## REQUEST
Filter the data below for the string "perpendicular" and copy each matching line.

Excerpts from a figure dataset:
'''
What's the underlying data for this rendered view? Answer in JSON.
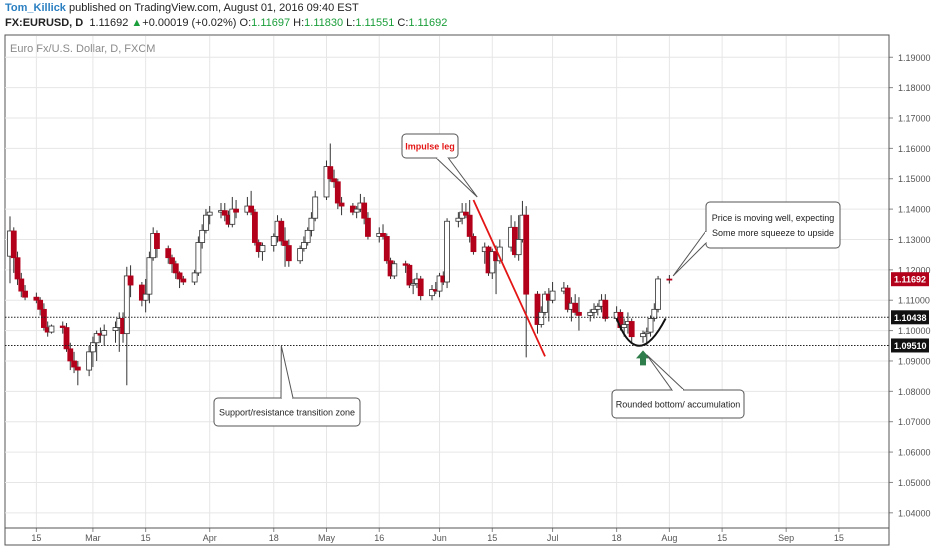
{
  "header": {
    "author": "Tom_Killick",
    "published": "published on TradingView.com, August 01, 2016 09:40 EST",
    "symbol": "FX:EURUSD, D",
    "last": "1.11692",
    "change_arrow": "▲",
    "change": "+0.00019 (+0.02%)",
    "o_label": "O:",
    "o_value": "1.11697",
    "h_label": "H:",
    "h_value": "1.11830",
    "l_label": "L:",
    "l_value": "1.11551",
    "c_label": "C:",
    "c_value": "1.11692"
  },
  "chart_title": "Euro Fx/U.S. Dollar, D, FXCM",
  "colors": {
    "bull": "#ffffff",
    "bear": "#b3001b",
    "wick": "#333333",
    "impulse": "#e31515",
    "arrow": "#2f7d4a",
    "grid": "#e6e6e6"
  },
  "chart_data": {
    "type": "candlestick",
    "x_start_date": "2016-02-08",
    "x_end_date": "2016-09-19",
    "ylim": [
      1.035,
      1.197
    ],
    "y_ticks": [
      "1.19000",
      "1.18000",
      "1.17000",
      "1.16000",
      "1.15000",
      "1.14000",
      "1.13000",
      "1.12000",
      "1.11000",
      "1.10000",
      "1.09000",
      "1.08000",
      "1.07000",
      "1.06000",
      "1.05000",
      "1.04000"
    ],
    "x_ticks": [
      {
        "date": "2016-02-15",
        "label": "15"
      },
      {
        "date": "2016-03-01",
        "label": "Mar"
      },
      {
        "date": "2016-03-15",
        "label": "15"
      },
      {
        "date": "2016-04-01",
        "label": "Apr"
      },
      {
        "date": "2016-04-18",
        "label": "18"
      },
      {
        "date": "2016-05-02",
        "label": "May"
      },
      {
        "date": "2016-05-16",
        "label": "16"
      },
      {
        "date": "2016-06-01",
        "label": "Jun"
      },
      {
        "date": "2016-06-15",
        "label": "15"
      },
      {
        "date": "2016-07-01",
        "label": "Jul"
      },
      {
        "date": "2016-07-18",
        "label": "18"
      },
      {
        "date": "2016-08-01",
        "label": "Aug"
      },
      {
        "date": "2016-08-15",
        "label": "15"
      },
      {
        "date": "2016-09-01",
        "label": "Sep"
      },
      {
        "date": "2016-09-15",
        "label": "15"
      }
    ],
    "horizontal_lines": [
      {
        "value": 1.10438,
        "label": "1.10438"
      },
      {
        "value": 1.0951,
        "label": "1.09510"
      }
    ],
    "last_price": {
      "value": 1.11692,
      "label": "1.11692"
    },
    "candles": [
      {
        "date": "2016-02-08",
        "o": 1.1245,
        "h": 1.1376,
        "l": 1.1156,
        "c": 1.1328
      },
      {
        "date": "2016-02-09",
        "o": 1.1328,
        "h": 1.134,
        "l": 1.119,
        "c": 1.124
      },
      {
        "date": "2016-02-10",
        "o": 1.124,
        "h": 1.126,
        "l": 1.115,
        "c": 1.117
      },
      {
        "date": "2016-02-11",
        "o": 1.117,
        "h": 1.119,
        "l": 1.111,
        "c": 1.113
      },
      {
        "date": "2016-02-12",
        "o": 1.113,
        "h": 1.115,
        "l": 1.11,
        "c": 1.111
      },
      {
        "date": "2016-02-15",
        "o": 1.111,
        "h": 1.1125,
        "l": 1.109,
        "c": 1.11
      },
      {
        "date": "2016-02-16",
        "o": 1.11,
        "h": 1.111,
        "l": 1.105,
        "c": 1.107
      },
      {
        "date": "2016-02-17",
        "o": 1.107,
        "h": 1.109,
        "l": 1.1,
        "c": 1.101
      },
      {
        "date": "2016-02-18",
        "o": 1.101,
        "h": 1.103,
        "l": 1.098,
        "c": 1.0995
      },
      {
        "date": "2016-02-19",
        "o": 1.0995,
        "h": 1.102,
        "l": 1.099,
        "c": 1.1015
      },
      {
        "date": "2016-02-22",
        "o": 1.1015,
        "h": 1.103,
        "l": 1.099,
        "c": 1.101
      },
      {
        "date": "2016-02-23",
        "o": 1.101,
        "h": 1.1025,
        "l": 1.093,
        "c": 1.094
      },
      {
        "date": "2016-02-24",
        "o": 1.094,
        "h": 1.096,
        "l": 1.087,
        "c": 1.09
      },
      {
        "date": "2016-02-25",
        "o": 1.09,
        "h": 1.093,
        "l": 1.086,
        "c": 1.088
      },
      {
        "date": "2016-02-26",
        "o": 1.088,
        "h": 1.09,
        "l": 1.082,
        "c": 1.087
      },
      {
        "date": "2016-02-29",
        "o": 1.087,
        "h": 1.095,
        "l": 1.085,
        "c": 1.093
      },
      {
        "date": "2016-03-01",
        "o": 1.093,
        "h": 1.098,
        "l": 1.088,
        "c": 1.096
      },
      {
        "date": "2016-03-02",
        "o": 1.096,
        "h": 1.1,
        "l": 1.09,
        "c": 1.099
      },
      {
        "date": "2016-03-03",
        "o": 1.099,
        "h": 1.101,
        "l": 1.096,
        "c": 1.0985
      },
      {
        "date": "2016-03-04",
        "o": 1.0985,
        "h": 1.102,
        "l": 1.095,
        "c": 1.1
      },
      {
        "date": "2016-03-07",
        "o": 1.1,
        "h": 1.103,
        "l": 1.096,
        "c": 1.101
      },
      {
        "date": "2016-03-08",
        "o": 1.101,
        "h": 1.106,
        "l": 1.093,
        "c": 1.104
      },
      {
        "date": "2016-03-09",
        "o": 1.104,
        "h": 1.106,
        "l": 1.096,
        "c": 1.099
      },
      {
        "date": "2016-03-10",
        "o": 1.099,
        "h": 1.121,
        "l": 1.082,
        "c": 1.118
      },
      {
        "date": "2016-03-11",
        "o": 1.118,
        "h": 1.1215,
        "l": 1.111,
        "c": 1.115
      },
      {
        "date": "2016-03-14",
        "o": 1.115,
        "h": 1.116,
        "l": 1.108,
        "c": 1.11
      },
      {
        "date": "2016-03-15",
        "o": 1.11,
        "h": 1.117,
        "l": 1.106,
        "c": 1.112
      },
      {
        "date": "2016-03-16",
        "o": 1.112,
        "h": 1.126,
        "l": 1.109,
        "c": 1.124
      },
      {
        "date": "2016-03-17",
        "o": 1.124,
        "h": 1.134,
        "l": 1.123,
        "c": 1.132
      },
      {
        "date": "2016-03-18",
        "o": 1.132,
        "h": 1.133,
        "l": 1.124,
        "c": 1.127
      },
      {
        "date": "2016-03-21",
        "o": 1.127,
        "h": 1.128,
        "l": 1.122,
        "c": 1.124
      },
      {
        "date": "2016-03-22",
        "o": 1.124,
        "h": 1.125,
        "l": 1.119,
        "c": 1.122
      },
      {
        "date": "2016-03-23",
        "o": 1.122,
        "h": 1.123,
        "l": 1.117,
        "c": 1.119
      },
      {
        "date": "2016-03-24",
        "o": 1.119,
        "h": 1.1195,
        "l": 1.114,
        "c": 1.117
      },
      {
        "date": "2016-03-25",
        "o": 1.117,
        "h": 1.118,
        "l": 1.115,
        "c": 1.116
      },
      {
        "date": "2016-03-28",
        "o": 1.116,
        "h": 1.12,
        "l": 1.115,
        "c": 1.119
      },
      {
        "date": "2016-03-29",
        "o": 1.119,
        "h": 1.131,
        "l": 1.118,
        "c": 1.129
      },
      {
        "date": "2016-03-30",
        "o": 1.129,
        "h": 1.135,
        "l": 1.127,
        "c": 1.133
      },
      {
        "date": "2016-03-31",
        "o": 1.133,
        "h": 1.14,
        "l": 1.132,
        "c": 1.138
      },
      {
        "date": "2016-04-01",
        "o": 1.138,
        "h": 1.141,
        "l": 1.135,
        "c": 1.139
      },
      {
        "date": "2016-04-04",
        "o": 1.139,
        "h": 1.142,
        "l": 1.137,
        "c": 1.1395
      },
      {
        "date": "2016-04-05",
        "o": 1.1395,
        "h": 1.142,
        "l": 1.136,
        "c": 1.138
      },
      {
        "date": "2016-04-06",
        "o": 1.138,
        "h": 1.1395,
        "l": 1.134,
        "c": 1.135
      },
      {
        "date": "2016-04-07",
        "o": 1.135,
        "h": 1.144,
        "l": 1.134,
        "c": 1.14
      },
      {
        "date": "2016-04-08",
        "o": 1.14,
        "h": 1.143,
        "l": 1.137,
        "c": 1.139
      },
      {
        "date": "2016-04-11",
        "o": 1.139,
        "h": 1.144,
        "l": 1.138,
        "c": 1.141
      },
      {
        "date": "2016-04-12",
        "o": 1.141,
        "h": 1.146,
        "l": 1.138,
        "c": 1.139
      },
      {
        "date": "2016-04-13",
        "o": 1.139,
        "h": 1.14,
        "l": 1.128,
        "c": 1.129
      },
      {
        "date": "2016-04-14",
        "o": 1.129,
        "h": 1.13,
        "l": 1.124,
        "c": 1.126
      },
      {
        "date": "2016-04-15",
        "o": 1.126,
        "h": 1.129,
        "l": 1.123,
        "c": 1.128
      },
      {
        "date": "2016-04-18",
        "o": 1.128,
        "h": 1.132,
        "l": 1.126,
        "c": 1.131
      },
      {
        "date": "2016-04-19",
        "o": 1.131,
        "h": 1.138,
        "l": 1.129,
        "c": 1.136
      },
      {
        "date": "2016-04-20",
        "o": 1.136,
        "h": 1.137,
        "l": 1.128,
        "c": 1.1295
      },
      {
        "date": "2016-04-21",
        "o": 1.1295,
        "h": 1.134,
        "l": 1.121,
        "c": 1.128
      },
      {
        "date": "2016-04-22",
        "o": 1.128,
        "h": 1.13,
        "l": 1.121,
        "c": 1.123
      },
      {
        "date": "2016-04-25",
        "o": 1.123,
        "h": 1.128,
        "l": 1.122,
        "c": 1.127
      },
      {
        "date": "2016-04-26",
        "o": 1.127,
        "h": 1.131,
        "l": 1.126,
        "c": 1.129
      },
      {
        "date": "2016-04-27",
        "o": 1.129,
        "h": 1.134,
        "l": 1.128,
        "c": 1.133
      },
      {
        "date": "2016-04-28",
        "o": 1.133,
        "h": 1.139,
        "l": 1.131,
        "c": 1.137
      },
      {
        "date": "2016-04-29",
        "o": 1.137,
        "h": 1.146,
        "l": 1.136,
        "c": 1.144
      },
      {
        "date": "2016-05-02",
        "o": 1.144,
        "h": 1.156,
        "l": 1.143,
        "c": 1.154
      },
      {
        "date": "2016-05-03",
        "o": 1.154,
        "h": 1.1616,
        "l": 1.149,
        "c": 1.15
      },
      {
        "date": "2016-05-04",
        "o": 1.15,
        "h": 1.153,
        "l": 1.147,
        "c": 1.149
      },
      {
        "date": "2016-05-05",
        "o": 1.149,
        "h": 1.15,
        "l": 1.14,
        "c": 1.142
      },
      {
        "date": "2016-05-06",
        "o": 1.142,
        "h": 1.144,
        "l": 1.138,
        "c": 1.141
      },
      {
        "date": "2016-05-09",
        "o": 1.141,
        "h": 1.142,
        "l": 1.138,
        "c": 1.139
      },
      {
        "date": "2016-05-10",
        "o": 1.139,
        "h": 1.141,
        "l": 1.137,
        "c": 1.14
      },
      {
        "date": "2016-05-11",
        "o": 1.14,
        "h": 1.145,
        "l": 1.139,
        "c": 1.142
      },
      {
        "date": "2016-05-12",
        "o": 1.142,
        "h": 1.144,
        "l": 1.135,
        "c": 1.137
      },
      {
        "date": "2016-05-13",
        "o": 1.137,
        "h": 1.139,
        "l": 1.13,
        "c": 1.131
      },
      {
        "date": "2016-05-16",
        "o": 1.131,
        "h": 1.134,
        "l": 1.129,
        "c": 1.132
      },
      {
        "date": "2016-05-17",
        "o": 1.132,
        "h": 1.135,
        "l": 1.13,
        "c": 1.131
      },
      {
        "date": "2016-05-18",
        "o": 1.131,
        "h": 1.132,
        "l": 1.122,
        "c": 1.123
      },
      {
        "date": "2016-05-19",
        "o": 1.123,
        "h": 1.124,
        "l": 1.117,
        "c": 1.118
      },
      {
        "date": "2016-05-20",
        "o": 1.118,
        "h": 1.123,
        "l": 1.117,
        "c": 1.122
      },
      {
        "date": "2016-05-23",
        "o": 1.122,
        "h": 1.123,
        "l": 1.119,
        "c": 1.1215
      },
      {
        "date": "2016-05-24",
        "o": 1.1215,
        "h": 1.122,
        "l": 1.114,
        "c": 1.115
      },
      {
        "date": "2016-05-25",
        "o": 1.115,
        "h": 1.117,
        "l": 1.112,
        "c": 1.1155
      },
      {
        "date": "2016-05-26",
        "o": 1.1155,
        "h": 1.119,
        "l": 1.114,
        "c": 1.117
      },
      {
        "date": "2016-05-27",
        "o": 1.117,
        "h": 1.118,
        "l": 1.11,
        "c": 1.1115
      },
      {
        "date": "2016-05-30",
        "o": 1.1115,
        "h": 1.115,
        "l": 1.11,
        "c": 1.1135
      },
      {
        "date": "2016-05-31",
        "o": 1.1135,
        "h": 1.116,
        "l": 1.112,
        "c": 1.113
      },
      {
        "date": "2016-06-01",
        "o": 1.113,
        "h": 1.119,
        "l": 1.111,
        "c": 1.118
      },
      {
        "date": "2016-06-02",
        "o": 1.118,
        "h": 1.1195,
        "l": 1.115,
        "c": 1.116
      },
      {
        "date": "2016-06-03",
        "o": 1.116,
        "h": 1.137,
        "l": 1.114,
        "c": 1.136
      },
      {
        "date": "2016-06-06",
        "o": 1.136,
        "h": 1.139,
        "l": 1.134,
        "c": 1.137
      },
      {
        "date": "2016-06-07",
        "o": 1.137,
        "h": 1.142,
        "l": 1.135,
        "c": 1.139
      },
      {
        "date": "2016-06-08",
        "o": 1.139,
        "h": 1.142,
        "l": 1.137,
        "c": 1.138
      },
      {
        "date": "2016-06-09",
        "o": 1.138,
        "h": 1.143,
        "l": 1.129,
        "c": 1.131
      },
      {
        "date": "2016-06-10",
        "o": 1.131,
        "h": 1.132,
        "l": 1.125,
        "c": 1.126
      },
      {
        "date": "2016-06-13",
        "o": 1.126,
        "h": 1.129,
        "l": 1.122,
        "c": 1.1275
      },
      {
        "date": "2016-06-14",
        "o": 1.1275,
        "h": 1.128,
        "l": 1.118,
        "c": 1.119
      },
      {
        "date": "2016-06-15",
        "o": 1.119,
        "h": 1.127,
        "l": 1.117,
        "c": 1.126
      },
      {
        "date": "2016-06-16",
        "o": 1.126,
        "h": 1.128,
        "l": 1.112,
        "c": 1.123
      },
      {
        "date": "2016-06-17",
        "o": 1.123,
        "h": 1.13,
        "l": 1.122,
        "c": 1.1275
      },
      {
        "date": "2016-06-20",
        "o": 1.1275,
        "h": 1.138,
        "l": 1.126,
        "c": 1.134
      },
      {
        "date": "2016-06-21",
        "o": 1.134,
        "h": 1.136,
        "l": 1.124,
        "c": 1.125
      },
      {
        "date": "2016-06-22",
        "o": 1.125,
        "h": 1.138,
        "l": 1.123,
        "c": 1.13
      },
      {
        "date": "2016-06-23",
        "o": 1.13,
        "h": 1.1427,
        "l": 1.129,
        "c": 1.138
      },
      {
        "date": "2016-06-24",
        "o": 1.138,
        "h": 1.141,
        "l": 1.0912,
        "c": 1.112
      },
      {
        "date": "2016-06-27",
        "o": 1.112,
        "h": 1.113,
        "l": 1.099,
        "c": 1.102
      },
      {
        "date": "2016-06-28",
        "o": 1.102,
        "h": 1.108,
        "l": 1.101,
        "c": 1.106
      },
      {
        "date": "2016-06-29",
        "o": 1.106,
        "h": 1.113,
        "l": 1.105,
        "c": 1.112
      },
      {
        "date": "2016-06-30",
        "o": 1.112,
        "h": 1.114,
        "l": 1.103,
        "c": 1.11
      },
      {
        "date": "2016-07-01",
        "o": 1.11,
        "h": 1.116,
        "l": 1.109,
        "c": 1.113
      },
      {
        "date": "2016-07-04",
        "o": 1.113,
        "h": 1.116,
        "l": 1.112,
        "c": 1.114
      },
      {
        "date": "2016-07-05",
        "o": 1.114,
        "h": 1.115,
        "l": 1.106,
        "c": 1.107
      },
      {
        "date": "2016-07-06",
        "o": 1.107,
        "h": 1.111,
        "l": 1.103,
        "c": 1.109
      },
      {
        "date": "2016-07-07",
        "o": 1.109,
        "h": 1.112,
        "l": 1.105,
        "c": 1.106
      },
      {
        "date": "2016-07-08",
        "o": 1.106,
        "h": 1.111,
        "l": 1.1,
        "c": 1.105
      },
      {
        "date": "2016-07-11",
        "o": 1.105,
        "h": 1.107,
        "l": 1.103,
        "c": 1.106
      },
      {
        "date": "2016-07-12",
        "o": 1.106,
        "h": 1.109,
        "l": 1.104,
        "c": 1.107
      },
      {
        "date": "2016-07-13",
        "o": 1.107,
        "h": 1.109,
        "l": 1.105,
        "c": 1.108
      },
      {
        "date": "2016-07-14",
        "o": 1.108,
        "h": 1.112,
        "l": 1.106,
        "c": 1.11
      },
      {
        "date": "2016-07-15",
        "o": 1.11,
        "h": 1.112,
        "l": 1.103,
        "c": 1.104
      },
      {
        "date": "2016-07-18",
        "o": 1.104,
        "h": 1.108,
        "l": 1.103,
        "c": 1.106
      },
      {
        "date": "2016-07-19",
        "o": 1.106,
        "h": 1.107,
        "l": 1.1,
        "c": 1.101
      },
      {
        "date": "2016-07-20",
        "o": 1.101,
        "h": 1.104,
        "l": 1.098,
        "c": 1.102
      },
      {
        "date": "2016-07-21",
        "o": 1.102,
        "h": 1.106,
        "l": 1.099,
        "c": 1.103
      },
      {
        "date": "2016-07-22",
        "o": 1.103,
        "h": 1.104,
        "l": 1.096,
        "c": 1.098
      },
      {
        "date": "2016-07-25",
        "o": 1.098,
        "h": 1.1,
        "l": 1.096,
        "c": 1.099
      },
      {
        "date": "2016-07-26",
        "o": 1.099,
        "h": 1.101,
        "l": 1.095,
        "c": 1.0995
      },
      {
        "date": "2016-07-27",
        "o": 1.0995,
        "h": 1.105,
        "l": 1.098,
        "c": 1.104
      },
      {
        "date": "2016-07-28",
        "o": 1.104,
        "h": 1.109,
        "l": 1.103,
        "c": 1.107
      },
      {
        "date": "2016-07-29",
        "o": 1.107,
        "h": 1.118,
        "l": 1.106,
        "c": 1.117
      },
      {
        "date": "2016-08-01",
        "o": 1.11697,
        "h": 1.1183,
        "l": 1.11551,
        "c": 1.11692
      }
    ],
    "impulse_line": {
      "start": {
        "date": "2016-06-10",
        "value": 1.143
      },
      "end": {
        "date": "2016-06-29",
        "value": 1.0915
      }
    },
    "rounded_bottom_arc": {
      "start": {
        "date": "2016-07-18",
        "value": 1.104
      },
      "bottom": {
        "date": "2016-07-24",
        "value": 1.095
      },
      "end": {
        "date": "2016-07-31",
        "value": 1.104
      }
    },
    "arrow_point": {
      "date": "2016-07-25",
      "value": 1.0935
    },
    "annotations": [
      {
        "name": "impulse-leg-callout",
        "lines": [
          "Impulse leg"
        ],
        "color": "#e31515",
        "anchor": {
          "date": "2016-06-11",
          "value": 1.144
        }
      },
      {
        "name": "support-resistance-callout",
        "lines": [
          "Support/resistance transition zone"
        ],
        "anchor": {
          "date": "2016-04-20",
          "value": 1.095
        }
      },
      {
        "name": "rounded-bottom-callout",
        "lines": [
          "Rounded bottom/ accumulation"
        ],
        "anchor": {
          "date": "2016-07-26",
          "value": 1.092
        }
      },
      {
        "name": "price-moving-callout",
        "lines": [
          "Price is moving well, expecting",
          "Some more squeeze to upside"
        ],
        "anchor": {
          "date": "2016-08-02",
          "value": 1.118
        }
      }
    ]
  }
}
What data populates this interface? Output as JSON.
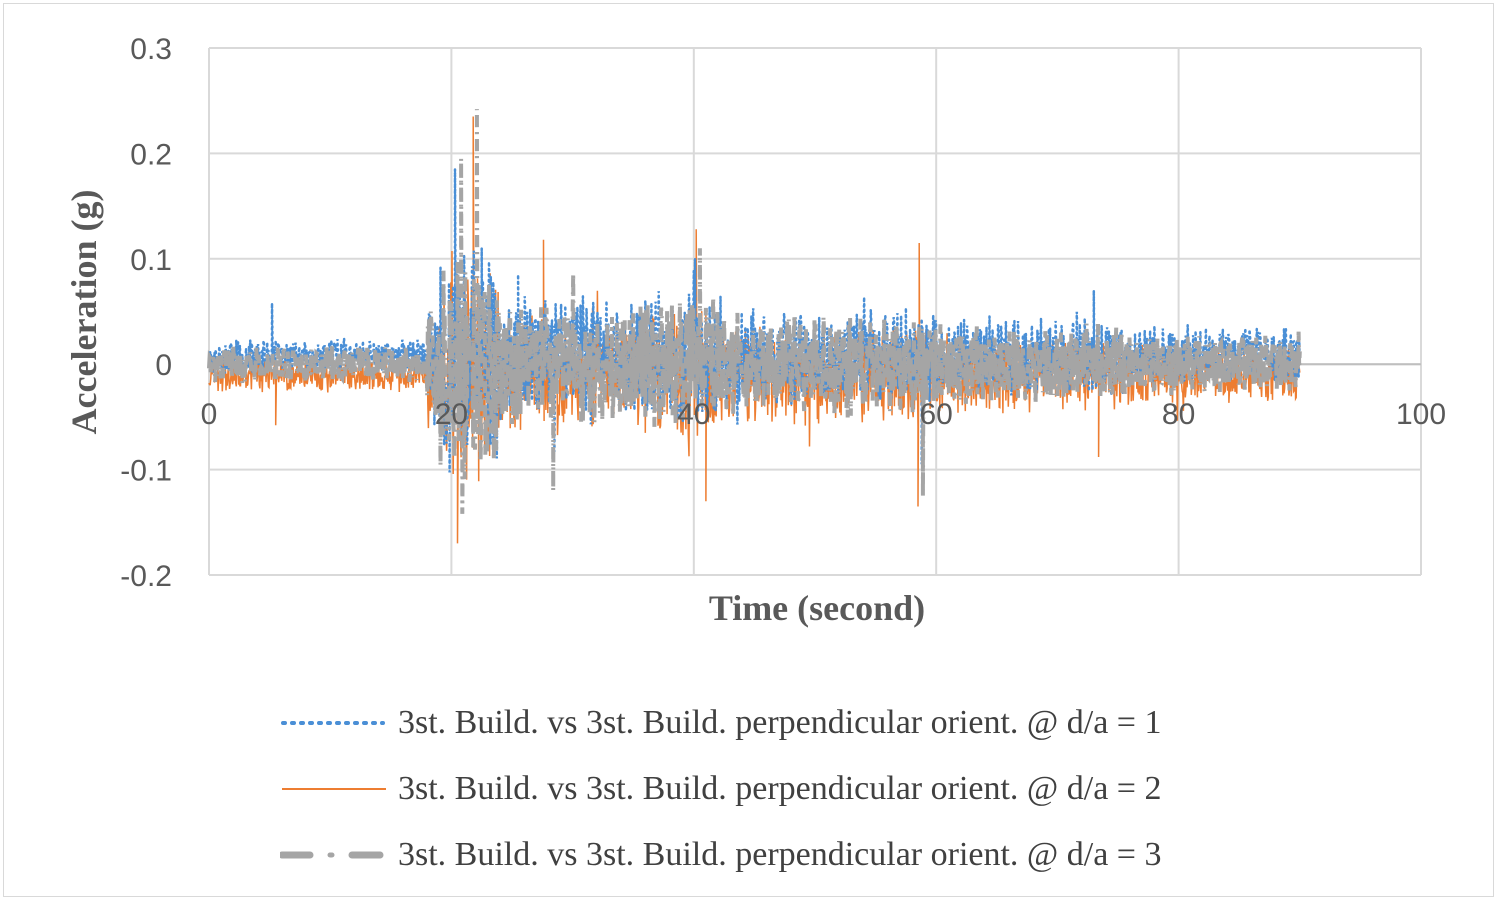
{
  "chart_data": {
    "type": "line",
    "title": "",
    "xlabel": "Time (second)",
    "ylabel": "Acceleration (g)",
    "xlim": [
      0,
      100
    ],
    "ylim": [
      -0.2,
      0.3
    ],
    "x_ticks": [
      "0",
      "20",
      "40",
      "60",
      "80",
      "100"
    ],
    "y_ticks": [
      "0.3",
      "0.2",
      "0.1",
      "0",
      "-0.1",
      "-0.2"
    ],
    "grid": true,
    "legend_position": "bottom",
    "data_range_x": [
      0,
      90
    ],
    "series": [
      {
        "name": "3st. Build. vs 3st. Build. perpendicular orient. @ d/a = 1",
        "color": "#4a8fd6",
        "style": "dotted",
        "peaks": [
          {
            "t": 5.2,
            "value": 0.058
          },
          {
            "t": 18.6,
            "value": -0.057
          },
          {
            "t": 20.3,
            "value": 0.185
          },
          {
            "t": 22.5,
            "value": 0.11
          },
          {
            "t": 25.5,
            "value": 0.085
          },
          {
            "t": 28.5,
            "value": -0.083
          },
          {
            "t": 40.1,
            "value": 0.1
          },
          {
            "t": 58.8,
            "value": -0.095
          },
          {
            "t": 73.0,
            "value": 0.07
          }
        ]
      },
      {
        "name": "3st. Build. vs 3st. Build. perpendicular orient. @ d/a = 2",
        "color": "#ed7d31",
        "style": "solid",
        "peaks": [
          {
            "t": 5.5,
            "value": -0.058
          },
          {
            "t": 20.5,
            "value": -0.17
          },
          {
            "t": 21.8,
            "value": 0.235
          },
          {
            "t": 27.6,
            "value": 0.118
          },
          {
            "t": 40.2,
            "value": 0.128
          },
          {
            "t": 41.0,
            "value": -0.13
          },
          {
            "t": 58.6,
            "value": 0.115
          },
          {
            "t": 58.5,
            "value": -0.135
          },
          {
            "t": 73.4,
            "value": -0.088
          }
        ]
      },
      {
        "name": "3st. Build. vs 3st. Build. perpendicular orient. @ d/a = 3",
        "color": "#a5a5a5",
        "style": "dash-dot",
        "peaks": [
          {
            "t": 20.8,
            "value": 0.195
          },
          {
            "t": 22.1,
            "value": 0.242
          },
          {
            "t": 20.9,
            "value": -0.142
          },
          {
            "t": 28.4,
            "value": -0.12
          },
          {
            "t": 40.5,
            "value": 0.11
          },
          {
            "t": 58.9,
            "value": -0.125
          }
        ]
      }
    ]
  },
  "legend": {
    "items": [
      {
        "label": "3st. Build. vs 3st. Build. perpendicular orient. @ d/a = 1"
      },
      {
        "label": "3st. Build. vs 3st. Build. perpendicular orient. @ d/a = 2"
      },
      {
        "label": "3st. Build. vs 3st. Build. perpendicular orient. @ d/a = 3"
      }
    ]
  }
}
'''
## THE OUTPUT
        "name": "3st. Build. vs 3st. Build. perpendicular orient. @ d/a = 1",
        "name": "3st. Build. vs 3st. Build. perpendicular orient. @ d/a = 2",
        "name": "3st. Build. vs 3st. Build. perpendicular orient. @ d/a = 3",
        "label": "3st. Build. vs 3st. Build. perpendicular orient. @ d/a = 1"
        "label": "3st. Build. vs 3st. Build. perpendicular orient. @ d/a = 2"
        "label": "3st. Build. vs 3st. Build. perpendicular orient. @ d/a = 3"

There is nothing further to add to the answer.